→ **Exercise brief**
Scan the data beneath this task and copy each line that includes "ylabel".
▼
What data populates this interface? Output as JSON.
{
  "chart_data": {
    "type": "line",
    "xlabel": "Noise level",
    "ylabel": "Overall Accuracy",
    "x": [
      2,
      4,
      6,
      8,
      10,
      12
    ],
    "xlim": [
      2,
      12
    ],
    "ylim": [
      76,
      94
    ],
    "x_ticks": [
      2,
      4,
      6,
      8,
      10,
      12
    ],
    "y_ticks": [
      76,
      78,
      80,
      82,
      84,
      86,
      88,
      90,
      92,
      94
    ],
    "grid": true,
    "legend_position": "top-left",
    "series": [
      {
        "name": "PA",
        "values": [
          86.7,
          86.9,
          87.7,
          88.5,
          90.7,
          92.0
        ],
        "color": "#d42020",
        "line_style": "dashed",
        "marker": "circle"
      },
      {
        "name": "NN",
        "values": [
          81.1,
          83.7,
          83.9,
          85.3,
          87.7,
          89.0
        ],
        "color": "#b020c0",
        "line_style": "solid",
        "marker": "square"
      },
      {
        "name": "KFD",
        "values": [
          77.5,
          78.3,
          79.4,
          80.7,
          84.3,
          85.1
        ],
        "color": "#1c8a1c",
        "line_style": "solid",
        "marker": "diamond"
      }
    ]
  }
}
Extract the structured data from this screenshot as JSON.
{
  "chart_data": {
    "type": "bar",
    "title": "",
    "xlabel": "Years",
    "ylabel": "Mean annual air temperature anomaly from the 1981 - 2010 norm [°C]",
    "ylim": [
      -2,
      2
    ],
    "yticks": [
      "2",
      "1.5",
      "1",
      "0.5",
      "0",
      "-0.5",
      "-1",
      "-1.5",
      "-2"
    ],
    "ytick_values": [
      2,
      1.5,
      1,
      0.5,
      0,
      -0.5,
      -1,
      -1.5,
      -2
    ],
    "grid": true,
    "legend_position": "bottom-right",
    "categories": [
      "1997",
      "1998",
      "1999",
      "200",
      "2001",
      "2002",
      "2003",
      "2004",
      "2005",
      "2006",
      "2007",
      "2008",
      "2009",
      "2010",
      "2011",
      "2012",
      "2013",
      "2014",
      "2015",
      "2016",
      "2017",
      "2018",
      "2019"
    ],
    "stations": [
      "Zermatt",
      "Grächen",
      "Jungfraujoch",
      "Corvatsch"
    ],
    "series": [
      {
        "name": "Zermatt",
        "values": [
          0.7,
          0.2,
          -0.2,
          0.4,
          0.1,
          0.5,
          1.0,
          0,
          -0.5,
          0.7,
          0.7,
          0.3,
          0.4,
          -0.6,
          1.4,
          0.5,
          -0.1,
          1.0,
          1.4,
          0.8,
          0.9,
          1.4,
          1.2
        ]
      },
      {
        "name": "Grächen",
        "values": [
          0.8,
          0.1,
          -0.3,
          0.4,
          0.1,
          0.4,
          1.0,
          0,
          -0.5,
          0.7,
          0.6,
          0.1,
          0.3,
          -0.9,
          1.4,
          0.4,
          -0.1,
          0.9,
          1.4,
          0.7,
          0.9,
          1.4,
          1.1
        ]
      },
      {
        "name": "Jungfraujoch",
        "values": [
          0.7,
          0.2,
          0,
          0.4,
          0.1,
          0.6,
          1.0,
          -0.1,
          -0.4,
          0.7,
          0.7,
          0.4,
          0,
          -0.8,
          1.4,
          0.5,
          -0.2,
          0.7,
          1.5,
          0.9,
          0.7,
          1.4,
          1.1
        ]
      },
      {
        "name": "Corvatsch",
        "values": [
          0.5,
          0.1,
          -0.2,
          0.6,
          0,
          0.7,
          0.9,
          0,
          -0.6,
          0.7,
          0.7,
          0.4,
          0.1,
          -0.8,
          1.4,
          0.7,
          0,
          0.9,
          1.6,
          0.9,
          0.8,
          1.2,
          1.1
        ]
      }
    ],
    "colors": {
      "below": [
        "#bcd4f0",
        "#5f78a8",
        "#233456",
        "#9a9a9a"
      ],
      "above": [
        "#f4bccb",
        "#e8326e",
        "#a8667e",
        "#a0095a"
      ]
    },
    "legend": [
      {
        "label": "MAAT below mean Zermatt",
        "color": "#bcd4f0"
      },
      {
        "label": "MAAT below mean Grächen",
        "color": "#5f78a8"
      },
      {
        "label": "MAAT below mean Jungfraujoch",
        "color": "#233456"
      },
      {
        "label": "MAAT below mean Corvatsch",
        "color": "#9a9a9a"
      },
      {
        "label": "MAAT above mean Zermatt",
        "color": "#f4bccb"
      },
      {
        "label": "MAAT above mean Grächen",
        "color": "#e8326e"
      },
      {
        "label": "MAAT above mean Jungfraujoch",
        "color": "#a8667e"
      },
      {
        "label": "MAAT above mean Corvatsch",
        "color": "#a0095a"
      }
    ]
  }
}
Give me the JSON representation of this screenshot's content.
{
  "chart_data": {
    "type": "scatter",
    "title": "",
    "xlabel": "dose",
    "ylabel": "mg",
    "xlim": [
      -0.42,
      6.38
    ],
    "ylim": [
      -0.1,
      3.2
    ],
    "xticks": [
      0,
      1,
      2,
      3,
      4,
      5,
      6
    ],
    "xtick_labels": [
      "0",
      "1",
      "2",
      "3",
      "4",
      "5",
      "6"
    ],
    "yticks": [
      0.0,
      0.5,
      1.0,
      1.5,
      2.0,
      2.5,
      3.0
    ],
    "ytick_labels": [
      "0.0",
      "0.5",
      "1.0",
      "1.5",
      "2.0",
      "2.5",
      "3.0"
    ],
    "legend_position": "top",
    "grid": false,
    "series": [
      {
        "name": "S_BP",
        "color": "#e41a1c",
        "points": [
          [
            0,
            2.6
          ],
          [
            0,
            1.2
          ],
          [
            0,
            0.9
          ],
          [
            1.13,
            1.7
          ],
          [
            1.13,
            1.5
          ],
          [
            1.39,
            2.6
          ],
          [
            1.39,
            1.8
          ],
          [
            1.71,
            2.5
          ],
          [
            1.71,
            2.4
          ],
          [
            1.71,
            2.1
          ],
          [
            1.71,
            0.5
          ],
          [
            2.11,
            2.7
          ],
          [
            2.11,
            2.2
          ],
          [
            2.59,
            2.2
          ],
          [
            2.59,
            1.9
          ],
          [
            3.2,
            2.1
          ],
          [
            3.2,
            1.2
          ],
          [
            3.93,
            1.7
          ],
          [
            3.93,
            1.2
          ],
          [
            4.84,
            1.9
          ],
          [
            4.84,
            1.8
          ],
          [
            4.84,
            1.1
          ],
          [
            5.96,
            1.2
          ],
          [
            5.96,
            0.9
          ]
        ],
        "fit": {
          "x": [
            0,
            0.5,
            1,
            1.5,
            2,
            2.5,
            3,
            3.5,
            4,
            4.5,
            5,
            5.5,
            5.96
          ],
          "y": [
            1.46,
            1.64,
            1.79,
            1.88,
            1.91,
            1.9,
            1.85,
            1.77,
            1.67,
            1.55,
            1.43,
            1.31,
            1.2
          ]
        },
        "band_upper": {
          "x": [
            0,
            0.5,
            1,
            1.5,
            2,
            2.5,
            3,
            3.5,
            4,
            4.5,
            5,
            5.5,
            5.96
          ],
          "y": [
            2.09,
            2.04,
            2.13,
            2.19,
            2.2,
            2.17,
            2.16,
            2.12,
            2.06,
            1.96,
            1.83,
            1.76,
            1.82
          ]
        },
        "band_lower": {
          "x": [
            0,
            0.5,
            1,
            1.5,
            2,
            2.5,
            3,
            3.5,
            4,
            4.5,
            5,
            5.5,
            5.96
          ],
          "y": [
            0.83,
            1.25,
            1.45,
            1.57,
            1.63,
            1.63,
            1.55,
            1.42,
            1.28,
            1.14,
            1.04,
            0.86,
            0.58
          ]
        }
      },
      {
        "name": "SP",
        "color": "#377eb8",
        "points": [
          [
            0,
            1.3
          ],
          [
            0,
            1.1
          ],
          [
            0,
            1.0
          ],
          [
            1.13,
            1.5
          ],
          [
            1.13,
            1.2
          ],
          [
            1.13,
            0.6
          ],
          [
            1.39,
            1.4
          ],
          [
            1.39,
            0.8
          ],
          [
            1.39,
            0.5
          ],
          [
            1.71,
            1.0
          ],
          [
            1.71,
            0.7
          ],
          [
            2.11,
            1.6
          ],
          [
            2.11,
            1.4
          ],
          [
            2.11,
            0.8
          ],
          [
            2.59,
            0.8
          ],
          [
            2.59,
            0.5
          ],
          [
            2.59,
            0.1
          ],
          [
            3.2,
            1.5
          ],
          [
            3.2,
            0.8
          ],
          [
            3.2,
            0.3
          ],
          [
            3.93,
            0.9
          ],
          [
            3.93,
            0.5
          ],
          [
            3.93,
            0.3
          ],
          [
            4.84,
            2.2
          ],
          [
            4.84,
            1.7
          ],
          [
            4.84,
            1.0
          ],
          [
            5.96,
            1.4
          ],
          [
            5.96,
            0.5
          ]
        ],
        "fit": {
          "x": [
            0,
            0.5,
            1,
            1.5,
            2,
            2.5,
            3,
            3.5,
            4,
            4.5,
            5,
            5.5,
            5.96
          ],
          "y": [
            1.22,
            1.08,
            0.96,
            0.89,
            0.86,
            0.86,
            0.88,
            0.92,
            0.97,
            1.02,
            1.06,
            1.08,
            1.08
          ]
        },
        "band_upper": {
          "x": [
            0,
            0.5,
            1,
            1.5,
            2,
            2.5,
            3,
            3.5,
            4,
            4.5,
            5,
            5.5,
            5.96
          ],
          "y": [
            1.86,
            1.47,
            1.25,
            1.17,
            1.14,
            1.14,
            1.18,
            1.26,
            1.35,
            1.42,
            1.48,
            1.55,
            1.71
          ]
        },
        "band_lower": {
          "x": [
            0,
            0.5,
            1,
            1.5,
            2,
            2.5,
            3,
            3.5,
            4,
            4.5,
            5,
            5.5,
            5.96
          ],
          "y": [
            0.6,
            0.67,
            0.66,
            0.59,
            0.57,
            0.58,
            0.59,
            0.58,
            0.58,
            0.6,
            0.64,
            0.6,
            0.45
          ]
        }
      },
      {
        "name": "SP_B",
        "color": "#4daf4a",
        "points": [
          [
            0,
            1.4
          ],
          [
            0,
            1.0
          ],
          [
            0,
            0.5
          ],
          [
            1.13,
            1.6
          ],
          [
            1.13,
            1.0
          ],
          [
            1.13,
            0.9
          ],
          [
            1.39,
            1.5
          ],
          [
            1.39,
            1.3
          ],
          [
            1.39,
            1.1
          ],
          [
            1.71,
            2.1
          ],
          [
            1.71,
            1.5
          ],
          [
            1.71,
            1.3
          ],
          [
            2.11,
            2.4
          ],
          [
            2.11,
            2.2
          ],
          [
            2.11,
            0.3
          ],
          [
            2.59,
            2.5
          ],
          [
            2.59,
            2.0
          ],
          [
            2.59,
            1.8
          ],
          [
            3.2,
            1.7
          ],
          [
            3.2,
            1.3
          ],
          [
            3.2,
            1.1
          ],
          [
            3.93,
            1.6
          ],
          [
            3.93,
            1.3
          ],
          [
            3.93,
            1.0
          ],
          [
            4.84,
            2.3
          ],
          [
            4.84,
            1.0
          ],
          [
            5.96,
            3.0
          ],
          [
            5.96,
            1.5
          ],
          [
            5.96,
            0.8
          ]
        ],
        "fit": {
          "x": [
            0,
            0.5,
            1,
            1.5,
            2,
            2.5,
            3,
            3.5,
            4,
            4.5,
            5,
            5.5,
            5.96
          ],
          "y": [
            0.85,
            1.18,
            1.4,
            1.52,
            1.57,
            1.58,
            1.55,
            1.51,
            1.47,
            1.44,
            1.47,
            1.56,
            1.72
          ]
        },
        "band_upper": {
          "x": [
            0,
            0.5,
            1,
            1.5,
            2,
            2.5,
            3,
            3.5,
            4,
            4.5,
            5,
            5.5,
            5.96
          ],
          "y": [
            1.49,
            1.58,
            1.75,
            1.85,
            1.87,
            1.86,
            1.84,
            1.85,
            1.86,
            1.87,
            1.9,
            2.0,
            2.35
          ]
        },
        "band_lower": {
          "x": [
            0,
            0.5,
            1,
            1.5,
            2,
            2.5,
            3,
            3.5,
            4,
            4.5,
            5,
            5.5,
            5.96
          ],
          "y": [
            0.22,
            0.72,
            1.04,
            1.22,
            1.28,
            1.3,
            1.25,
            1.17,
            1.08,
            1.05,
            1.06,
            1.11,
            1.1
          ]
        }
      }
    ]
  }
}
▲
→ **Problem solution**
    "ylabel": "Overall Accuracy",
    "ylabel": "Mean annual air temperature anomaly from the 1981 - 2010 norm [°C]",
    "ylabel": "mg",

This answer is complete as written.